Nothing should be left out. Give all the data again exactly as written.
------ Information provided ------
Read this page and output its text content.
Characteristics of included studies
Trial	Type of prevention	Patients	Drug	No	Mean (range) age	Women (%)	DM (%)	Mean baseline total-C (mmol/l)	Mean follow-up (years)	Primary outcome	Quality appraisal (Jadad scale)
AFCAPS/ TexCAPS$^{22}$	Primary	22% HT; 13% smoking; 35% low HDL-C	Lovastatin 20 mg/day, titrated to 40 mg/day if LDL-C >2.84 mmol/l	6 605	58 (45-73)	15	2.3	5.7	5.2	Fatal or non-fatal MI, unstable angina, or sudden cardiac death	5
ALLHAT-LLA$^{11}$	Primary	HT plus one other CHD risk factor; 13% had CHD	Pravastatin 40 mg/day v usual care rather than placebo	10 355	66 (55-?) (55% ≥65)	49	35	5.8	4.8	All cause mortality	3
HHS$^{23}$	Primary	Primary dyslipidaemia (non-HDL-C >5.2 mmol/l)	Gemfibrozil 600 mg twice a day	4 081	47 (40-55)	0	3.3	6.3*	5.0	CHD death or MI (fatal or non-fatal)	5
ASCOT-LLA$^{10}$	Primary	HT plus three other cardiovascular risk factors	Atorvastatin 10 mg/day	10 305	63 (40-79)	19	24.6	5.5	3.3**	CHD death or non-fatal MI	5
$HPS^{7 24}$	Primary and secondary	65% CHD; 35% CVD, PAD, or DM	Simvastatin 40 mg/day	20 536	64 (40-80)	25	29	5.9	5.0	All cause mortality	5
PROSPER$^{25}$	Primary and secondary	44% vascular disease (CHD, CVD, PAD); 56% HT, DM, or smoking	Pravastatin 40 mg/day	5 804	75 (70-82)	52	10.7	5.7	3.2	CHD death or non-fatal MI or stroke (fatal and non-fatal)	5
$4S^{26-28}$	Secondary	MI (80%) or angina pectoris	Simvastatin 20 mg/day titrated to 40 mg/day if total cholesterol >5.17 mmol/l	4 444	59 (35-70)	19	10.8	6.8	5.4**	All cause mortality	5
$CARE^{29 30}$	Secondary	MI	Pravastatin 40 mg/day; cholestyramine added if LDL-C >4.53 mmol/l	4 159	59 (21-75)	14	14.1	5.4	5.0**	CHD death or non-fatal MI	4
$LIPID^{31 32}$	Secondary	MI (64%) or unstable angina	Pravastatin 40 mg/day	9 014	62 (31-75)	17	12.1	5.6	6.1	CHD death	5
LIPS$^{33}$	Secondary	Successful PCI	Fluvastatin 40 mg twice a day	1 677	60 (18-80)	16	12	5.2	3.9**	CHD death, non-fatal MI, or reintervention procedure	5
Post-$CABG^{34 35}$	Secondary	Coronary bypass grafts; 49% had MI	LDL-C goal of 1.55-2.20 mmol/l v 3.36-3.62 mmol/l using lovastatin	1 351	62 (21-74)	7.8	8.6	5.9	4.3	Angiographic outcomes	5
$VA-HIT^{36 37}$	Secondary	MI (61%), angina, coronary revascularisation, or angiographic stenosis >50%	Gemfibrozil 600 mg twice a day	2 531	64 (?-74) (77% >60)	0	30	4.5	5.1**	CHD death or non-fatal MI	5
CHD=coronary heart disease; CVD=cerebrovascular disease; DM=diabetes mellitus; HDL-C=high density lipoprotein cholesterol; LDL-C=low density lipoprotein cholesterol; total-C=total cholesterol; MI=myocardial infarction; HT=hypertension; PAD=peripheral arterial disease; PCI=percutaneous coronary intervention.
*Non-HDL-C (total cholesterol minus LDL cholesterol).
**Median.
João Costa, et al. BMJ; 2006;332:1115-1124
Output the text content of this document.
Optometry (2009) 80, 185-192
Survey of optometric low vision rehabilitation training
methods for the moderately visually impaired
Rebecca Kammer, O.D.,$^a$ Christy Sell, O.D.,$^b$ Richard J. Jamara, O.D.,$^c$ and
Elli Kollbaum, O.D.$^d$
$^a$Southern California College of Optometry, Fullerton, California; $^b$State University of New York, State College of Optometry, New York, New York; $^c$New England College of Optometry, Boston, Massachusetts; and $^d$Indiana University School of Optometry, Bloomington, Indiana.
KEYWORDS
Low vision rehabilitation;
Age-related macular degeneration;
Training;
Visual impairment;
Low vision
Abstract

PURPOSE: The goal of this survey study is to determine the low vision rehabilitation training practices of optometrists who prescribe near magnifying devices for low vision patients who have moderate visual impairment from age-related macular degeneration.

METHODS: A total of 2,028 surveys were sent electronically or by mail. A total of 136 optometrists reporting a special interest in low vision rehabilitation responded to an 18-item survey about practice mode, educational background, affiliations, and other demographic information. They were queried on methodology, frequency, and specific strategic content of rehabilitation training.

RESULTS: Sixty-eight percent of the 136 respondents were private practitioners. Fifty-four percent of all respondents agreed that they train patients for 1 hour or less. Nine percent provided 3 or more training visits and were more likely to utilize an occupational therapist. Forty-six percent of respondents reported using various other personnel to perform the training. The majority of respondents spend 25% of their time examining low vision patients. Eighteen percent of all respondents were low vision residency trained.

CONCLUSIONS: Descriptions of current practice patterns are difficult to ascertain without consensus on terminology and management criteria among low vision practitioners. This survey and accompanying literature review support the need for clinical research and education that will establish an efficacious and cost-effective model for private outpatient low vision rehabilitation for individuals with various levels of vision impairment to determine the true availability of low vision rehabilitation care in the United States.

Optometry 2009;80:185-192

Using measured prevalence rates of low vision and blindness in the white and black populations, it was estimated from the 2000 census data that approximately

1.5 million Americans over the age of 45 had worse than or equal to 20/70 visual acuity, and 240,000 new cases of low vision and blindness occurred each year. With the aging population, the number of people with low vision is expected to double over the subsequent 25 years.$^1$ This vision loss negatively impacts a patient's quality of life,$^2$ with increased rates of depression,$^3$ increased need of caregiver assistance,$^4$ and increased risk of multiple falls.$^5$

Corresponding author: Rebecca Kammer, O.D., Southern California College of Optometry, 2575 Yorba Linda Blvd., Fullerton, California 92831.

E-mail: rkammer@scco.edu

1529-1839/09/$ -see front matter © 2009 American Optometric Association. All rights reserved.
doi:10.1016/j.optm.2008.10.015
------
Exercise response ::
Read this page and output its text content.
Characteristics of included studies
Trial	Type of prevention	Patients	Drug	No	Mean (range) age	Women (%)	DM (%)	Mean baseline total-C (mmol/l)	Mean follow-up (years)	Primary outcome	Quality appraisal (Jadad scale)
AFCAPS/ TexCAPS$^{22}$	Primary	22% HT; 13% smoking; 35% low HDL-C	Lovastatin 20 mg/day, titrated to 40 mg/day if LDL-C >2.84 mmol/l	6 605	58 (45-73)	15	2.3	5.7	5.2	Fatal or non-fatal MI, unstable angina, or sudden cardiac death	5
ALLHAT-LLA$^{11}$	Primary	HT plus one other CHD risk factor; 13% had CHD	Pravastatin 40 mg/day v usual care rather than placebo	10 355	66 (55-?) (55% ≥65)	49	35	5.8	4.8	All cause mortality	3
HHS$^{23}$	Primary	Primary dyslipidaemia (non-HDL-C >5.2 mmol/l)	Gemfibrozil 600 mg twice a day	4 081	47 (40-55)	0	3.3	6.3*	5.0	CHD death or MI (fatal or non-fatal)	5
ASCOT-LLA$^{10}$	Primary	HT plus three other cardiovascular risk factors	Atorvastatin 10 mg/day	10 305	63 (40-79)	19	24.6	5.5	3.3**	CHD death or non-fatal MI	5
$HPS^{7 24}$	Primary and secondary	65% CHD; 35% CVD, PAD, or DM	Simvastatin 40 mg/day	20 536	64 (40-80)	25	29	5.9	5.0	All cause mortality	5
PROSPER$^{25}$	Primary and secondary	44% vascular disease (CHD, CVD, PAD); 56% HT, DM, or smoking	Pravastatin 40 mg/day	5 804	75 (70-82)	52	10.7	5.7	3.2	CHD death or non-fatal MI or stroke (fatal and non-fatal)	5
$4S^{26-28}$	Secondary	MI (80%) or angina pectoris	Simvastatin 20 mg/day titrated to 40 mg/day if total cholesterol >5.17 mmol/l	4 444	59 (35-70)	19	10.8	6.8	5.4**	All cause mortality	5
$CARE^{29 30}$	Secondary	MI	Pravastatin 40 mg/day; cholestyramine added if LDL-C >4.53 mmol/l	4 159	59 (21-75)	14	14.1	5.4	5.0**	CHD death or non-fatal MI	4
$LIPID^{31 32}$	Secondary	MI (64%) or unstable angina	Pravastatin 40 mg/day	9 014	62 (31-75)	17	12.1	5.6	6.1	CHD death	5
LIPS$^{33}$	Secondary	Successful PCI	Fluvastatin 40 mg twice a day	1 677	60 (18-80)	16	12	5.2	3.9**	CHD death, non-fatal MI, or reintervention procedure	5
Post-$CABG^{34 35}$	Secondary	Coronary bypass grafts; 49% had MI	LDL-C goal of 1.55-2.20 mmol/l v 3.36-3.62 mmol/l using lovastatin	1 351	62 (21-74)	7.8	8.6	5.9	4.3	Angiographic outcomes	5
$VA-HIT^{36 37}$	Secondary	MI (61%), angina, coronary revascularisation, or angiographic stenosis >50%	Gemfibrozil 600 mg twice a day	2 531	64 (?-74) (77% >60)	0	30	4.5	5.1**	CHD death or non-fatal MI	5
CHD=coronary heart disease; CVD=cerebrovascular disease; DM=diabetes mellitus; HDL-C=high density lipoprotein cholesterol; LDL-C=low density lipoprotein cholesterol; total-C=total cholesterol; MI=myocardial infarction; HT=hypertension; PAD=peripheral arterial disease; PCI=percutaneous coronary intervention.
*Non-HDL-C (total cholesterol minus LDL cholesterol).
**Median.
João Costa, et al. BMJ; 2006;332:1115-1124
Output the text content of this document.
Optometry (2009) 80, 185-192
Survey of optometric low vision rehabilitation training
methods for the moderately visually impaired
Rebecca Kammer, O.D.,$^a$ Christy Sell, O.D.,$^b$ Richard J. Jamara, O.D.,$^c$ and
Elli Kollbaum, O.D.$^d$
$^a$Southern California College of Optometry, Fullerton, California; $^b$State University of New York, State College of Optometry, New York, New York; $^c$New England College of Optometry, Boston, Massachusetts; and $^d$Indiana University School of Optometry, Bloomington, Indiana.
KEYWORDS
Low vision rehabilitation;
Age-related macular degeneration;
Training;
Visual impairment;
Low vision
Abstract

PURPOSE: The goal of this survey study is to determine the low vision rehabilitation training practices of optometrists who prescribe near magnifying devices for low vision patients who have moderate visual impairment from age-related macular degeneration.

METHODS: A total of 2,028 surveys were sent electronically or by mail. A total of 136 optometrists reporting a special interest in low vision rehabilitation responded to an 18-item survey about practice mode, educational background, affiliations, and other demographic information. They were queried on methodology, frequency, and specific strategic content of rehabilitation training.

RESULTS: Sixty-eight percent of the 136 respondents were private practitioners. Fifty-four percent of all respondents agreed that they train patients for 1 hour or less. Nine percent provided 3 or more training visits and were more likely to utilize an occupational therapist. Forty-six percent of respondents reported using various other personnel to perform the training. The majority of respondents spend 25% of their time examining low vision patients. Eighteen percent of all respondents were low vision residency trained.

CONCLUSIONS: Descriptions of current practice patterns are difficult to ascertain without consensus on terminology and management criteria among low vision practitioners. This survey and accompanying literature review support the need for clinical research and education that will establish an efficacious and cost-effective model for private outpatient low vision rehabilitation for individuals with various levels of vision impairment to determine the true availability of low vision rehabilitation care in the United States.

Optometry 2009;80:185-192

Using measured prevalence rates of low vision and blindness in the white and black populations, it was estimated from the 2000 census data that approximately

1.5 million Americans over the age of 45 had worse than or equal to 20/70 visual acuity, and 240,000 new cases of low vision and blindness occurred each year. With the aging population, the number of people with low vision is expected to double over the subsequent 25 years.$^1$ This vision loss negatively impacts a patient's quality of life,$^2$ with increased rates of depression,$^3$ increased need of caregiver assistance,$^4$ and increased risk of multiple falls.$^5$

Corresponding author: Rebecca Kammer, O.D., Southern California College of Optometry, 2575 Yorba Linda Blvd., Fullerton, California 92831.

E-mail: rkammer@scco.edu

1529-1839/09/$ -see front matter © 2009 American Optometric Association. All rights reserved.
doi:10.1016/j.optm.2008.10.015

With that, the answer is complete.